===== GIVEN TEXT =====

Addressing The Heart
The key to recognizing and addressing this unmet-felt-need is to get to the core of it. Ask:
Do you know what you want that the other person has? What would it represent if you had it?
Is there something that you are hungry to be acknowledged for by this person or in this situation?
Who would need to acknowledge it? What would it represent if they did?
Do you have a sense of how God has uniquely designed you and do you feel used by Him in this area?
Do you feel worthy of all the goodness that God’s Word talks about?
Do you trust and believe that you were created in God’s image for His purpose in your life?
To address an envious heart, we must address the unmet-felt-need. One of the places that Jesus speaks to this heart of envy is in Luke 22:26. The given title of this section is Who Is Greatest. An apt title for sure. Jesus addresses the dispute that has risen between the disciples that the greatness among the disciples and among leaders in God’s kingdom is described in contrast as being nothing like the Gentiles -- but rather— “the one who is the greatest among you must become like the youngest, and the leader like the servant. For who is greater? The one who reclines at the table or the one who serves? Is it not the one who reclines at the table? But I am among you as the one who serves.”
Reflecting His Pure Light In Our Lives
Recently I’ve been enamored with prisms. Prisms are a cool transparent solid body of glass that is used for dispersing and reflecting rays of light. My niece, Brianna @Sparkle.sundream, makes these wonderful strings of decorative prism gatherings which when hung in the window reflect beautiful rainbows of light. I have three of her prisms that hang in my kitchen window. We just came through three days and nights of having four of our grandsons over, and our oldest noted the prisms hanging in the window and asked what they were for. I was so glad he asked. I appreciated his curiosity. I moved them enough that he could see the light they were reflecting and dancing across the ceiling and walls of our kitchen. He was as enamored as we watched the reflections. It was a greatly satisfying Grammy moment. Having one of our precious grandsons share in something that brings me such joy. This is God’s heart for us. He desires to give us good gifts that are representation of His purest light. We owe it to one another to allow Him to take away the things that cause us envy, covetousness, self-protectiveness which ultimately can lead to loneliness, to an embittered soul.

=====

» WHAT TO WORK ON:
Swap "hungry" for "eager" and write out the passage on envy from "Addressing The Heart" to "in this situation?". Rely on nothing but the passage on envy.

===== DATA =====

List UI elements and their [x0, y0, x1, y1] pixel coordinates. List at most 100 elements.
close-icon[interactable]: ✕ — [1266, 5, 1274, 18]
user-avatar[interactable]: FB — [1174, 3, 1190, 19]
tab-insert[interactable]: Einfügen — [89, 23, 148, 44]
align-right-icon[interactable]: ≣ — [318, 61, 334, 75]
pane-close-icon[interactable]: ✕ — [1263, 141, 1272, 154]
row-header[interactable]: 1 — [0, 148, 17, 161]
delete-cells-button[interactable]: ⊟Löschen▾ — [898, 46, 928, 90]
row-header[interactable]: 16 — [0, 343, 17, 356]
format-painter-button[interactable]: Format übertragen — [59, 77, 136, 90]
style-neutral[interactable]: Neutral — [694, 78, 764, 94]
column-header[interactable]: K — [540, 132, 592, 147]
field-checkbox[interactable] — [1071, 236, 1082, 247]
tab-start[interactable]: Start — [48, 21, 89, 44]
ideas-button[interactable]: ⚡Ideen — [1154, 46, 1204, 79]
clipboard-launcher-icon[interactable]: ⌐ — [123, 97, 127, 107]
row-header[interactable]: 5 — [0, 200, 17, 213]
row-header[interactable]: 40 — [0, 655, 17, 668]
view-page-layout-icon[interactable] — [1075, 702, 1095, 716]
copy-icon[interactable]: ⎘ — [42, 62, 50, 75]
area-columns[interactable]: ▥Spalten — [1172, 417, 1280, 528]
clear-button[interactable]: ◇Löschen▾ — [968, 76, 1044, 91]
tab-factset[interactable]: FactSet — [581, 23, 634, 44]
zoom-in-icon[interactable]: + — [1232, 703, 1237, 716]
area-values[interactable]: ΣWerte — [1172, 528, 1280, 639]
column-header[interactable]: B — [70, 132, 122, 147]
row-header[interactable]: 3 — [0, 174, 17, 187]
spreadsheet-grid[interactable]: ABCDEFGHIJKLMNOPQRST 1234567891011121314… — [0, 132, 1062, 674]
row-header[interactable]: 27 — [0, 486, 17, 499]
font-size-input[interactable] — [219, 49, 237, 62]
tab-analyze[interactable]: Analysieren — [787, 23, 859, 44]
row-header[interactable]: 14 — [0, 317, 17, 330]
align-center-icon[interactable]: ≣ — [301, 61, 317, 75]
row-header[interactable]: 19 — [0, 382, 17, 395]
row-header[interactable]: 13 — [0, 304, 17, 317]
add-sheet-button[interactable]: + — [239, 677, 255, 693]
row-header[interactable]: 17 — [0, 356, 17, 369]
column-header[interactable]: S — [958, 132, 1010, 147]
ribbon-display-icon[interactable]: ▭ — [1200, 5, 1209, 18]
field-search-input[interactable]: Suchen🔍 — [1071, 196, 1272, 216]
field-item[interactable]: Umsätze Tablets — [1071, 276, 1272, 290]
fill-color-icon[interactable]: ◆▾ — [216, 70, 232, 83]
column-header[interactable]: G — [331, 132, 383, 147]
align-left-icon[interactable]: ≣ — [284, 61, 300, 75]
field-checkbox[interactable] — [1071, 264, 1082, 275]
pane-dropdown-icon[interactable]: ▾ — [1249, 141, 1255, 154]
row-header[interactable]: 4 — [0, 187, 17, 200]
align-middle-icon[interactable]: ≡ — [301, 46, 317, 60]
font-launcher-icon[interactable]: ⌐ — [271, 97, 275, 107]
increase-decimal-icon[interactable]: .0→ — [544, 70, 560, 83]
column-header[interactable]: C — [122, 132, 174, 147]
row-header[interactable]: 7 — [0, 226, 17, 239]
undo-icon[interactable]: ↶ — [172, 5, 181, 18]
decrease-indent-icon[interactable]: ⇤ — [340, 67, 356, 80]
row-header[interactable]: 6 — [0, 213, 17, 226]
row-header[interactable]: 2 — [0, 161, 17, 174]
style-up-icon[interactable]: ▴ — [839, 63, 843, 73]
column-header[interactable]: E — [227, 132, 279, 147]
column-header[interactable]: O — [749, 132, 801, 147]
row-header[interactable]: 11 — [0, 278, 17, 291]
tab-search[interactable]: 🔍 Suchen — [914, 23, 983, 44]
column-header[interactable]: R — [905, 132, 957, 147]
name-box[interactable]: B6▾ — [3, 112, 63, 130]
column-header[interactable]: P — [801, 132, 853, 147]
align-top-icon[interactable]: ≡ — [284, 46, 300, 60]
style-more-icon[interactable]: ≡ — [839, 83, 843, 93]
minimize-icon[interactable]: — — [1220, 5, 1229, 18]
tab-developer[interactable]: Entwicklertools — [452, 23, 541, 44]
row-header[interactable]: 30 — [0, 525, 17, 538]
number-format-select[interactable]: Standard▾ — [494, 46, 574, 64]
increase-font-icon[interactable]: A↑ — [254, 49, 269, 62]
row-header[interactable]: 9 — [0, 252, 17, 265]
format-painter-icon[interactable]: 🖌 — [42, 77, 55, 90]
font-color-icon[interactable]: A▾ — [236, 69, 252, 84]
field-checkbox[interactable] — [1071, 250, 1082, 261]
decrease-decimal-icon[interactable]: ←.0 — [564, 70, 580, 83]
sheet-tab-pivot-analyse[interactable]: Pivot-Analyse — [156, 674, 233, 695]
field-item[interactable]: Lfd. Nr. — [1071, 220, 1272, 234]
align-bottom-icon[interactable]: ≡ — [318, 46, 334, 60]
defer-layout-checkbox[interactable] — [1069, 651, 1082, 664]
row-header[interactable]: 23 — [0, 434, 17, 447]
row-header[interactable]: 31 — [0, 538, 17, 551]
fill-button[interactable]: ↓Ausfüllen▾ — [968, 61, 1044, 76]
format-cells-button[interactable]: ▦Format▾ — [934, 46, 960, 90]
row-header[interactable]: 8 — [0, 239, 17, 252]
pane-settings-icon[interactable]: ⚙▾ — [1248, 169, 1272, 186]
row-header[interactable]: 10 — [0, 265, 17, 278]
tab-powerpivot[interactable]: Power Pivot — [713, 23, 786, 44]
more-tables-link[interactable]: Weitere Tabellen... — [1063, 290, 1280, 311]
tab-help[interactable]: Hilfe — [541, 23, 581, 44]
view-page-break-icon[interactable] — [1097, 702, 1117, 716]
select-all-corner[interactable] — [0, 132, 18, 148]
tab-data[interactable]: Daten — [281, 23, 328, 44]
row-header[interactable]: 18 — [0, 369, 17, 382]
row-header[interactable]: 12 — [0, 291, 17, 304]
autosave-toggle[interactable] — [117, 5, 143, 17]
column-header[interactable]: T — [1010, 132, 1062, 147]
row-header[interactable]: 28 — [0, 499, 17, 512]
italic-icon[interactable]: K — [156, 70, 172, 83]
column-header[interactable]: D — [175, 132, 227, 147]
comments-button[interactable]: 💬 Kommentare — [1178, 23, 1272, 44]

=====

» THE COMPLETED TASK:
Addressing The Heart
The key to recognizing and addressing this unmet-felt-need is to get to the core of it. Ask:
Do you know what you want that the other person has? What would it represent if you had it?
Is there something that you are eager to be acknowledged for by this person or in this situation?